* _THE PROBLEM_
From the listing below, count the lines where the string "were" occurs. Give the number, with no other words.

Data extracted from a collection
Start
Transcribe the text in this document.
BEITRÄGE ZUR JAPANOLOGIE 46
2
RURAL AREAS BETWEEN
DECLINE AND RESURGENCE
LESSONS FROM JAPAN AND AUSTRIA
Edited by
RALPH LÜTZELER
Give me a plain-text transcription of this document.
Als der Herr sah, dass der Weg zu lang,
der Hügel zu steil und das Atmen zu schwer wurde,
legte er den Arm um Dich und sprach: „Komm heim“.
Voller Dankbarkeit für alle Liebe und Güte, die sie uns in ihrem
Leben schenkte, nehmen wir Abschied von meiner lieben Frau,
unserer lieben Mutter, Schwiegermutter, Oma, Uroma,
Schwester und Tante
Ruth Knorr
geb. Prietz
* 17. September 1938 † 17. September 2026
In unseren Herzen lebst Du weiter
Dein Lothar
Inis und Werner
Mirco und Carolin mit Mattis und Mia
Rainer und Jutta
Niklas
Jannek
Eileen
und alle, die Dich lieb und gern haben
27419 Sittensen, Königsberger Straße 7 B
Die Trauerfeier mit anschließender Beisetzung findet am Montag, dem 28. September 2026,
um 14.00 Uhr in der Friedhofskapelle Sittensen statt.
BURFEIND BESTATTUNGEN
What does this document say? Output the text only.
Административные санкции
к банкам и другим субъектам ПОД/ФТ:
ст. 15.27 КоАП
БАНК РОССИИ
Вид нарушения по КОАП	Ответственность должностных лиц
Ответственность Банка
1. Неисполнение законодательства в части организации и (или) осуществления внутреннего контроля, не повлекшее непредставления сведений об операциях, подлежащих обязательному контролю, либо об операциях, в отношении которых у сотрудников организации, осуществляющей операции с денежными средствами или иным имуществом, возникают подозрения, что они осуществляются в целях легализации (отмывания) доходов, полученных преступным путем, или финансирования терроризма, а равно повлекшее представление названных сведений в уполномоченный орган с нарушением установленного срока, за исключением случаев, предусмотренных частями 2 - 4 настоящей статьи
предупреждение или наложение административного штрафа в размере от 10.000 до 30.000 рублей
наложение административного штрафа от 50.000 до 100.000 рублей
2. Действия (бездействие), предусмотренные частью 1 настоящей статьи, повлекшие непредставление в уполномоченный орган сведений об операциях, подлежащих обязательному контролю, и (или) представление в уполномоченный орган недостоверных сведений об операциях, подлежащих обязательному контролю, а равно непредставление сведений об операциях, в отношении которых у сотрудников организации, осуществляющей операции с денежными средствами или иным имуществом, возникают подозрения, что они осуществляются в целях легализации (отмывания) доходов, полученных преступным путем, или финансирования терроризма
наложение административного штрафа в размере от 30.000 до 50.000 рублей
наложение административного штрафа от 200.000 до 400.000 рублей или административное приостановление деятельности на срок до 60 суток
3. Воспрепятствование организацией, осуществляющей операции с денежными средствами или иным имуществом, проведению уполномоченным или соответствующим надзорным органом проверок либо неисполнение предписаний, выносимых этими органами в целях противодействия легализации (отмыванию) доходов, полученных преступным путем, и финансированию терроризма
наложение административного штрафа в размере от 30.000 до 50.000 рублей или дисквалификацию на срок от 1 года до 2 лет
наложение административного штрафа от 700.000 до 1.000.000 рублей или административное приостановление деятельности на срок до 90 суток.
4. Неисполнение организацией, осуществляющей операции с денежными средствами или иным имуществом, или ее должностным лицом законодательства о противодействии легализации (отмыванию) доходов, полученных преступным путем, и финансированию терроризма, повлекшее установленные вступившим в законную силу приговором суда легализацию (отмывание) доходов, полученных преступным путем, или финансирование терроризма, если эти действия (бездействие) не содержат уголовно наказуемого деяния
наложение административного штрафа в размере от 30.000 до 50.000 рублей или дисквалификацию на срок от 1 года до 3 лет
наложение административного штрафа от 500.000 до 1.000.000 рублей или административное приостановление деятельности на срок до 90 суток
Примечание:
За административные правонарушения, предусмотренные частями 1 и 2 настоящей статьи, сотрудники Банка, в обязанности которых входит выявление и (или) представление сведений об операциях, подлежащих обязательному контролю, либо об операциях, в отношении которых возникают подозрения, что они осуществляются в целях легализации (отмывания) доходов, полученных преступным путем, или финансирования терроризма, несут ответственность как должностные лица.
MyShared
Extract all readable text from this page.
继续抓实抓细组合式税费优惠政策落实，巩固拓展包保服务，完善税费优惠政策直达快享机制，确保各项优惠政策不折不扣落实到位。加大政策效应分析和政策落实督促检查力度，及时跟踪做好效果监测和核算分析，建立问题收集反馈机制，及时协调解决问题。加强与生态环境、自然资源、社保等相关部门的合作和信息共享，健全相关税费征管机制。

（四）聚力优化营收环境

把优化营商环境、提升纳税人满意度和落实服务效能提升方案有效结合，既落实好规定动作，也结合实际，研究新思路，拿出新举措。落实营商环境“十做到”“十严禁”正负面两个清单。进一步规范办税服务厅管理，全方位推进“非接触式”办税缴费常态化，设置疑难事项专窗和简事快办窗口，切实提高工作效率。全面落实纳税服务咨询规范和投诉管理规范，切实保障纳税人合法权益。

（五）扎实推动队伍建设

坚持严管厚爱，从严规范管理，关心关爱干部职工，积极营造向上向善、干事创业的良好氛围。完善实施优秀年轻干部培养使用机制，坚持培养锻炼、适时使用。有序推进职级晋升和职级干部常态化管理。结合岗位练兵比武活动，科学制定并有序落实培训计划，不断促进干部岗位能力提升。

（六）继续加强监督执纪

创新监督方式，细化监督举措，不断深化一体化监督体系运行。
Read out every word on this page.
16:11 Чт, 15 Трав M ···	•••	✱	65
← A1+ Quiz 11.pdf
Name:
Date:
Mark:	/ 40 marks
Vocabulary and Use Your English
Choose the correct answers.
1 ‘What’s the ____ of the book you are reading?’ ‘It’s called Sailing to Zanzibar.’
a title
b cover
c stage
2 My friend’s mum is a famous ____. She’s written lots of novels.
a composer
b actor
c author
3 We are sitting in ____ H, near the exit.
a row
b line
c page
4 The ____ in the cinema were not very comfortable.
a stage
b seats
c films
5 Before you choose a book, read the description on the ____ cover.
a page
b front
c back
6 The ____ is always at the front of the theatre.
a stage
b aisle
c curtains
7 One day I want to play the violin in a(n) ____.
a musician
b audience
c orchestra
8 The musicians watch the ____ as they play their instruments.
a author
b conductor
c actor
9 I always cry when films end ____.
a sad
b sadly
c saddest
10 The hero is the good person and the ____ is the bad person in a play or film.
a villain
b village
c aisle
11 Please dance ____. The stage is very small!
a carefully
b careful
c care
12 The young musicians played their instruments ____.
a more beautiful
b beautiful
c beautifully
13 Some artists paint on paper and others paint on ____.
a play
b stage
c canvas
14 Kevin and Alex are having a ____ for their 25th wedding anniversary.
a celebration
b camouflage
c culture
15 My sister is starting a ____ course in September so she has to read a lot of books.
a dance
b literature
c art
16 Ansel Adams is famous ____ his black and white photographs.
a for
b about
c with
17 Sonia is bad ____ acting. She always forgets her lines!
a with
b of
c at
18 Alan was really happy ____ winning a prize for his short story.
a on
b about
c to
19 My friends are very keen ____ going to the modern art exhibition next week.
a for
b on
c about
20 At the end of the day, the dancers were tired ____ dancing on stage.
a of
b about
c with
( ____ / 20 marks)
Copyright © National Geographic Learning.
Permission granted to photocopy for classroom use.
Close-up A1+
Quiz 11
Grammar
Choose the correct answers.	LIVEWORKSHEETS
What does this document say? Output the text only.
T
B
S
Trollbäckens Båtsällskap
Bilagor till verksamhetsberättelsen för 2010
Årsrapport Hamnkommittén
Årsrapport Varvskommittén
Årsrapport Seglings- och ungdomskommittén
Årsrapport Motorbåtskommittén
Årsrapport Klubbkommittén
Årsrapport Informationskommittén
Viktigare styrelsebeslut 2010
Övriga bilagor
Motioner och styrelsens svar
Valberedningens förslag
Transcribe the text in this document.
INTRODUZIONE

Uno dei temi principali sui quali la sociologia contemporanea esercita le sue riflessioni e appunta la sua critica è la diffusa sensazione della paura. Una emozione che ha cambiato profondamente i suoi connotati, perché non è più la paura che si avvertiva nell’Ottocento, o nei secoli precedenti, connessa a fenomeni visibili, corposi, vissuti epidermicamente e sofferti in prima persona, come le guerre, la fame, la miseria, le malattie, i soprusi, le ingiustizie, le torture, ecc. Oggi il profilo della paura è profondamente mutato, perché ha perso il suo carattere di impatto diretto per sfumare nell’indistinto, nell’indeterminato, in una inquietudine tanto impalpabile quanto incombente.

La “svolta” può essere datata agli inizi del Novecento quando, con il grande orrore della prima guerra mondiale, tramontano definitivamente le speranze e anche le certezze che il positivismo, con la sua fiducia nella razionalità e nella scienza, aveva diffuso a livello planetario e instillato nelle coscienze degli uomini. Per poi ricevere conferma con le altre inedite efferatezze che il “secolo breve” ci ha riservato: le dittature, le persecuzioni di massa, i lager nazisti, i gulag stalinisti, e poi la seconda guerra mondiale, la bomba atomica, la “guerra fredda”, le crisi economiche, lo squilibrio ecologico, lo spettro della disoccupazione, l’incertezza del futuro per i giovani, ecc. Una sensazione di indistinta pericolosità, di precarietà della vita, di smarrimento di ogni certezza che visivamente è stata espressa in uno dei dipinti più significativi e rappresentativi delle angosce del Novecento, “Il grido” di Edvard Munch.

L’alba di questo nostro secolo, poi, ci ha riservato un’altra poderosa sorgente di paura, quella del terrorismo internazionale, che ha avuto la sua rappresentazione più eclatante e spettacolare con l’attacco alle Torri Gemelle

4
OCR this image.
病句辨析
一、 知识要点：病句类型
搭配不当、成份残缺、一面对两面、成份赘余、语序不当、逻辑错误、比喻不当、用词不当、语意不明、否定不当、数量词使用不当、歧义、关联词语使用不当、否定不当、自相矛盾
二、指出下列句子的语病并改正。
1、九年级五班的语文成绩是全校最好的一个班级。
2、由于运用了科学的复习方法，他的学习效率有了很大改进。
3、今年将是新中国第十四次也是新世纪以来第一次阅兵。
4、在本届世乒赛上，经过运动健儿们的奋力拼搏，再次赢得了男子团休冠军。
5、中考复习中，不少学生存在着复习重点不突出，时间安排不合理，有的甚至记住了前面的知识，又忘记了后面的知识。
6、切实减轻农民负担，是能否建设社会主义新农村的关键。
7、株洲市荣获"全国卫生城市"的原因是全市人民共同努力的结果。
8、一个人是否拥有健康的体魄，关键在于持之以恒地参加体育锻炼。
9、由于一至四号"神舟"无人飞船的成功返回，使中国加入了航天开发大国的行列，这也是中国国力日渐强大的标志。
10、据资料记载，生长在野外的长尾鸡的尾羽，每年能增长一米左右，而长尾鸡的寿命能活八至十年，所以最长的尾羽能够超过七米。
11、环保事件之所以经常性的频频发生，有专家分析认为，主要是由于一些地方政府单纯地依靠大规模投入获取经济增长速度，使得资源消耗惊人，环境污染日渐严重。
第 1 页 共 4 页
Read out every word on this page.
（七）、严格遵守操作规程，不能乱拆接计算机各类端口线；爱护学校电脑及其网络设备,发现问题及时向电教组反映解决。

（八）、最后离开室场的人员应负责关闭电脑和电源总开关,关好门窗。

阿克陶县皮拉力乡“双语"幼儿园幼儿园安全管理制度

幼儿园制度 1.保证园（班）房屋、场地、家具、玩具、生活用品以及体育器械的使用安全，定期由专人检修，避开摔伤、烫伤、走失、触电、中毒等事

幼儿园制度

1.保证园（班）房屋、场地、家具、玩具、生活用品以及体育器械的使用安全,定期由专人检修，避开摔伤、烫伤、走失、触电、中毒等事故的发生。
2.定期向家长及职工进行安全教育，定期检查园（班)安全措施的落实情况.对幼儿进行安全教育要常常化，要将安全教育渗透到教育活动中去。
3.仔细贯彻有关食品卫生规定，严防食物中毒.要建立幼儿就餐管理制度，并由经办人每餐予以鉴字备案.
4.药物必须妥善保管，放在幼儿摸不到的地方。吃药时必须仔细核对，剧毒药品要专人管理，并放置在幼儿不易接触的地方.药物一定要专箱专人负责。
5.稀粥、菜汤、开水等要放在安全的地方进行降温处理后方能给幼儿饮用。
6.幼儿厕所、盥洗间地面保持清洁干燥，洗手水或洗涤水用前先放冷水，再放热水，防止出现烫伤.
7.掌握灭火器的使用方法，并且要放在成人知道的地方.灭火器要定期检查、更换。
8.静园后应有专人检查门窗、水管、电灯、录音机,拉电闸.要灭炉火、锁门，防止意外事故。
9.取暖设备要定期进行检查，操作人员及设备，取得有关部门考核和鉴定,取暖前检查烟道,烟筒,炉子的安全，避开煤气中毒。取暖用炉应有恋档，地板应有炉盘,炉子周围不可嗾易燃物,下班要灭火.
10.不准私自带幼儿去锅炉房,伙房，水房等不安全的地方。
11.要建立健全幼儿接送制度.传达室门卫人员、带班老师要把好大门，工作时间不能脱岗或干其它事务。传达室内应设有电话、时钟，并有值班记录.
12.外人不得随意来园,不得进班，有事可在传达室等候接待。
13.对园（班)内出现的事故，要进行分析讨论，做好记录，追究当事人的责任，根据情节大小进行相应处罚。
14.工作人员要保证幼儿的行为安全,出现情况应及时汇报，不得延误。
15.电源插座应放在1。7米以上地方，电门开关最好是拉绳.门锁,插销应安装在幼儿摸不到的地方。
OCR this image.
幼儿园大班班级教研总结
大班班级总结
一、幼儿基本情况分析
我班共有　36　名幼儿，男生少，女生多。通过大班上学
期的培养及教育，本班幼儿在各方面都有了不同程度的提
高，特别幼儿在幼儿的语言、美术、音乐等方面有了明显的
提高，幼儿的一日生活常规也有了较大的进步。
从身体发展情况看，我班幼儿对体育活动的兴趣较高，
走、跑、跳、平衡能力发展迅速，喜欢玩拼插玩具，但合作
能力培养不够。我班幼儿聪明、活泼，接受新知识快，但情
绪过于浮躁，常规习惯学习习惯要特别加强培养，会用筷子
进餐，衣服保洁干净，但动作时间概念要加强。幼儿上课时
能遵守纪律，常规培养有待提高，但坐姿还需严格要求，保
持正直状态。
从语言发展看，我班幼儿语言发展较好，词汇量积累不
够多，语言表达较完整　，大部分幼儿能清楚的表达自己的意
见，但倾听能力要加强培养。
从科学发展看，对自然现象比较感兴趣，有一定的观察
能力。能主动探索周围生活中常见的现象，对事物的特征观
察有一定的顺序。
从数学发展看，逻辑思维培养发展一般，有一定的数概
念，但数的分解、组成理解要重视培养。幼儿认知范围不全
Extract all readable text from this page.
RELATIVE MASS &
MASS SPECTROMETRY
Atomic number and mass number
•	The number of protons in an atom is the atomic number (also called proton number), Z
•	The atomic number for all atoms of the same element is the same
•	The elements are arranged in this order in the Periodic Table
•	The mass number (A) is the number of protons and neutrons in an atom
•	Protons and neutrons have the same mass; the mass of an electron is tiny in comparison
End
* _SOLUTION TO THIS PROBLEM_
2